Source records:
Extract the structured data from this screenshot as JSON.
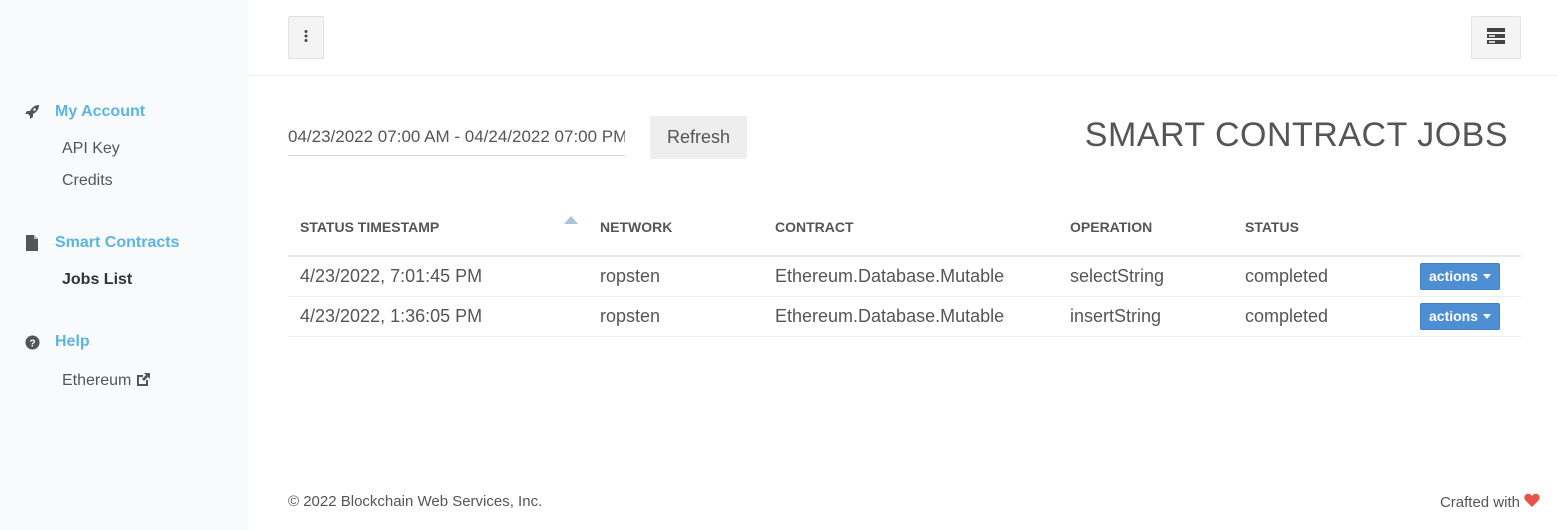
{
  "sidebar": {
    "account": {
      "label": "My Account",
      "items": [
        {
          "label": "API Key"
        },
        {
          "label": "Credits"
        }
      ]
    },
    "contracts": {
      "label": "Smart Contracts",
      "items": [
        {
          "label": "Jobs List"
        }
      ]
    },
    "help": {
      "label": "Help",
      "items": [
        {
          "label": "Ethereum"
        }
      ]
    }
  },
  "filters": {
    "date_range": "04/23/2022 07:00 AM - 04/24/2022 07:00 PM",
    "refresh_label": "Refresh"
  },
  "page": {
    "title": "SMART CONTRACT JOBS"
  },
  "table": {
    "headers": [
      "STATUS TIMESTAMP",
      "NETWORK",
      "CONTRACT",
      "OPERATION",
      "STATUS"
    ],
    "rows": [
      {
        "timestamp": "4/23/2022, 7:01:45 PM",
        "network": "ropsten",
        "contract": "Ethereum.Database.Mutable",
        "operation": "selectString",
        "status": "completed",
        "actions": "actions"
      },
      {
        "timestamp": "4/23/2022, 1:36:05 PM",
        "network": "ropsten",
        "contract": "Ethereum.Database.Mutable",
        "operation": "insertString",
        "status": "completed",
        "actions": "actions"
      }
    ]
  },
  "footer": {
    "copyright": "© 2022 Blockchain Web Services, Inc.",
    "crafted": "Crafted with"
  },
  "colors": {
    "accent": "#5bb5e0",
    "button_primary": "#4e8fd4",
    "heart": "#e8534a",
    "sidebar_bg": "#f8fafb"
  },
  "icons": {
    "account": "rocket-icon",
    "contracts": "file-icon",
    "help": "question-circle-icon",
    "external": "external-link-icon",
    "kebab": "vertical-dots-icon",
    "layout": "layout-toggle-icon",
    "heart": "heart-icon"
  }
}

▸ Problem: Repeat each entry exactly. Pictures do not belong in the copy.

▸ Task answer:
Extract the structured data from this screenshot as JSON.
{
  "sidebar": {
    "account": {
      "label": "My Account",
      "items": [
        {
          "label": "API Key"
        },
        {
          "label": "Credits"
        }
      ]
    },
    "contracts": {
      "label": "Smart Contracts",
      "items": [
        {
          "label": "Jobs List"
        }
      ]
    },
    "help": {
      "label": "Help",
      "items": [
        {
          "label": "Ethereum"
        }
      ]
    }
  },
  "filters": {
    "date_range": "04/23/2022 07:00 AM - 04/24/2022 07:00 PM",
    "refresh_label": "Refresh"
  },
  "page": {
    "title": "SMART CONTRACT JOBS"
  },
  "table": {
    "headers": [
      "STATUS TIMESTAMP",
      "NETWORK",
      "CONTRACT",
      "OPERATION",
      "STATUS"
    ],
    "rows": [
      {
        "timestamp": "4/23/2022, 7:01:45 PM",
        "network": "ropsten",
        "contract": "Ethereum.Database.Mutable",
        "operation": "selectString",
        "status": "completed",
        "actions": "actions"
      },
      {
        "timestamp": "4/23/2022, 1:36:05 PM",
        "network": "ropsten",
        "contract": "Ethereum.Database.Mutable",
        "operation": "insertString",
        "status": "completed",
        "actions": "actions"
      }
    ]
  },
  "footer": {
    "copyright": "© 2022 Blockchain Web Services, Inc.",
    "crafted": "Crafted with"
  },
  "colors": {
    "accent": "#5bb5e0",
    "button_primary": "#4e8fd4",
    "heart": "#e8534a",
    "sidebar_bg": "#f8fafb"
  },
  "icons": {
    "account": "rocket-icon",
    "contracts": "file-icon",
    "help": "question-circle-icon",
    "external": "external-link-icon",
    "kebab": "vertical-dots-icon",
    "layout": "layout-toggle-icon",
    "heart": "heart-icon"
  }
}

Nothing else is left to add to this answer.